■ What is asked: From the listing below, pull out every line where the string "name" appears.

■ Material provided:
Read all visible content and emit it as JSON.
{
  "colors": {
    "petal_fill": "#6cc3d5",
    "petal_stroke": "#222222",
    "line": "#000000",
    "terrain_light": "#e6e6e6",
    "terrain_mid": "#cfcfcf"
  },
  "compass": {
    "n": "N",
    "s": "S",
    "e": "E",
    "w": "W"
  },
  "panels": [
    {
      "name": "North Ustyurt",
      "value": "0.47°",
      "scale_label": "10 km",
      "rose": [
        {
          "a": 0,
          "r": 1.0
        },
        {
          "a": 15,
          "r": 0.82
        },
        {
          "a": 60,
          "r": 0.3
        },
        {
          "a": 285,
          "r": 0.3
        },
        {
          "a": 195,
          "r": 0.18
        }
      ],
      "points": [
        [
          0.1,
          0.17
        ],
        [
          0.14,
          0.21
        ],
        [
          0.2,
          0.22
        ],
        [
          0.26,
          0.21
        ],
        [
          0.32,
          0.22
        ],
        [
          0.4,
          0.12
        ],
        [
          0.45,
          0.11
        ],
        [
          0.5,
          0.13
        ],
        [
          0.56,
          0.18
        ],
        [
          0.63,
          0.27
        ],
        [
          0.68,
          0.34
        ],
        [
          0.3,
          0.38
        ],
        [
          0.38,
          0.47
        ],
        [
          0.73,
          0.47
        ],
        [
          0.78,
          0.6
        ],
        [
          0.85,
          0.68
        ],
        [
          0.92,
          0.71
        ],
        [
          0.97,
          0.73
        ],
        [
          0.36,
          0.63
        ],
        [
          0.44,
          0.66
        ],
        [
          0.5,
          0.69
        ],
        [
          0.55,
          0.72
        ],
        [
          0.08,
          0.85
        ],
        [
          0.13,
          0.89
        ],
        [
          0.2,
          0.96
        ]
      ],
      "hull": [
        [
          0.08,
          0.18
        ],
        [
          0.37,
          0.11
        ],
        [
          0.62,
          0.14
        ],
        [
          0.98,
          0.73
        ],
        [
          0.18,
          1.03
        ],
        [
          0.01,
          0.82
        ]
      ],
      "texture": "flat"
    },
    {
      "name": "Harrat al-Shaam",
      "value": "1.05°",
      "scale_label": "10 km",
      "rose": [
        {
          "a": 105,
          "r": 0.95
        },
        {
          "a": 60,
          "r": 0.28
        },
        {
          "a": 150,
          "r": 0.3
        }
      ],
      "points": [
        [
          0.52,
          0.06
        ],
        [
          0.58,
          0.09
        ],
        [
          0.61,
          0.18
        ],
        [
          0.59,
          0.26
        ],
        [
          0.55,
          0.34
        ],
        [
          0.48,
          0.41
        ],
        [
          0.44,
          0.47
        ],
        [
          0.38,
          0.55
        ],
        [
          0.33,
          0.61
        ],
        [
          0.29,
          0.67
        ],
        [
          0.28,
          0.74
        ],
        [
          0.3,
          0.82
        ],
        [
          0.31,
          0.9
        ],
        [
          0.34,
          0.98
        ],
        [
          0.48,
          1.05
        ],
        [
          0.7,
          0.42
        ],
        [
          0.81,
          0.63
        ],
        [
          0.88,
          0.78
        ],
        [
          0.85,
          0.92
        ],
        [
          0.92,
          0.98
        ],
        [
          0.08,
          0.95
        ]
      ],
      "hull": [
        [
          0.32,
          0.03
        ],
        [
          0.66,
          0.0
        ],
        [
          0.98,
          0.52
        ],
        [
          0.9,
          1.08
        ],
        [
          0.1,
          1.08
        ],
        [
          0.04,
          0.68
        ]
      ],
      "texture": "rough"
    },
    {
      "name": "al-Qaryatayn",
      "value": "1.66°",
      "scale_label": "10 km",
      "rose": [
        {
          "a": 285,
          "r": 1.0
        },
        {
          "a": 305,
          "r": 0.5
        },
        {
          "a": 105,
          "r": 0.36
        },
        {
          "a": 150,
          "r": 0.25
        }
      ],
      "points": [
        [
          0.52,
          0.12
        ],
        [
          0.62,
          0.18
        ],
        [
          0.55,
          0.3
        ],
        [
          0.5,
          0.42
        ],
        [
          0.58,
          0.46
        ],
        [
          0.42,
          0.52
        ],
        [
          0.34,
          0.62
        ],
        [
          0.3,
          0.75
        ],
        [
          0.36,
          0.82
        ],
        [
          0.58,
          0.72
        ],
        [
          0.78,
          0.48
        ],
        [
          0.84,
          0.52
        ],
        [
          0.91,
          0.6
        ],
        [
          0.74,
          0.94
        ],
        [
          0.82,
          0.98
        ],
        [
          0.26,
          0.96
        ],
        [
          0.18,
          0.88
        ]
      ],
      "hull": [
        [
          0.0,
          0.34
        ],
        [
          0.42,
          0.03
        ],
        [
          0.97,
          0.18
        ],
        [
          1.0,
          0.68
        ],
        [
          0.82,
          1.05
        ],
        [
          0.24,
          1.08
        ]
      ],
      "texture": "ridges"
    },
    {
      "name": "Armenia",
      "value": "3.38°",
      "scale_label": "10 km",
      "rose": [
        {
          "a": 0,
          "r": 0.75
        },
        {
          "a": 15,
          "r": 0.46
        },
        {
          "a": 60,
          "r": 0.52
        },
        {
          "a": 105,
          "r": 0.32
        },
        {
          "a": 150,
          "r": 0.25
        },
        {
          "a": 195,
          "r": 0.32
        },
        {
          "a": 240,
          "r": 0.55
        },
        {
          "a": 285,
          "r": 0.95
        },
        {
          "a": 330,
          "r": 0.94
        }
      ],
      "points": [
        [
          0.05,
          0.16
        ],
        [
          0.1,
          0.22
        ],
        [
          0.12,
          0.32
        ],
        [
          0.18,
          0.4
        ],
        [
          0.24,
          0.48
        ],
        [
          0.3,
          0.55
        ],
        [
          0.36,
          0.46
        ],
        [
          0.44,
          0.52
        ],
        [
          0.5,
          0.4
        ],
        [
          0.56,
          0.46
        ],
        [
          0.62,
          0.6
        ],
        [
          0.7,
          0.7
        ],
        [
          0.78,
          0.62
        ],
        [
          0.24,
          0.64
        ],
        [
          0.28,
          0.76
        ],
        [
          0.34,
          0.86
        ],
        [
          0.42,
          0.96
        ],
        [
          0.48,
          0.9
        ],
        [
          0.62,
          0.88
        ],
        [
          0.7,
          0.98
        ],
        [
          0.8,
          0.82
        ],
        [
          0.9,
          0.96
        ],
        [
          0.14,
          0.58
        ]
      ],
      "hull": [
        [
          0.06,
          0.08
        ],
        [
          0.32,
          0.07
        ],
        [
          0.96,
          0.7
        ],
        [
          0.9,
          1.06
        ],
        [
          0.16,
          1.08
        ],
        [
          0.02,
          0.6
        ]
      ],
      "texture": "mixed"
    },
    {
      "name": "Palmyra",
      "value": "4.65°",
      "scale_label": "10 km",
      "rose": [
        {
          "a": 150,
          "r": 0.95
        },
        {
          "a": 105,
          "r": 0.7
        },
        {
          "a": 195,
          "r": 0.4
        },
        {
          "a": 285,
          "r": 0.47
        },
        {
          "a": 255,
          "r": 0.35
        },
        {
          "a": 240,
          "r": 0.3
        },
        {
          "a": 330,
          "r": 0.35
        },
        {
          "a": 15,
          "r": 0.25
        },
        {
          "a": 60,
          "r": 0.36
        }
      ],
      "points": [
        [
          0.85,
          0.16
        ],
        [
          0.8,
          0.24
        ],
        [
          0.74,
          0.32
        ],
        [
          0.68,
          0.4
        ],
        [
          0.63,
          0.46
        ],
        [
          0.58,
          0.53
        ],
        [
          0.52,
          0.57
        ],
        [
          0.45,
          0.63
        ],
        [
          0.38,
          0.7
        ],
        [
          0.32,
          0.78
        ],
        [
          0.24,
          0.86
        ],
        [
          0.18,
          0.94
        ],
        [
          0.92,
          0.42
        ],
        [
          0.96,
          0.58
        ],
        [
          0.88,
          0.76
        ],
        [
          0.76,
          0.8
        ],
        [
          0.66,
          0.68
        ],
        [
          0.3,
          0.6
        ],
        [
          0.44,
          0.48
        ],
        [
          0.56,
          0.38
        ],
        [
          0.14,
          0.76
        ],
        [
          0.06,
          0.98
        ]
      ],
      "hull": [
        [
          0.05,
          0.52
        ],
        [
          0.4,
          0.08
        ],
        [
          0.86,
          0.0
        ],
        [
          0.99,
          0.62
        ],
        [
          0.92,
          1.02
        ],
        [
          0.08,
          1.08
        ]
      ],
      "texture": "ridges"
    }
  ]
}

■ Task output:
      "name": "North Ustyurt",
      "name": "Harrat al-Shaam",
      "name": "al-Qaryatayn",
      "name": "Armenia",
      "name": "Palmyra",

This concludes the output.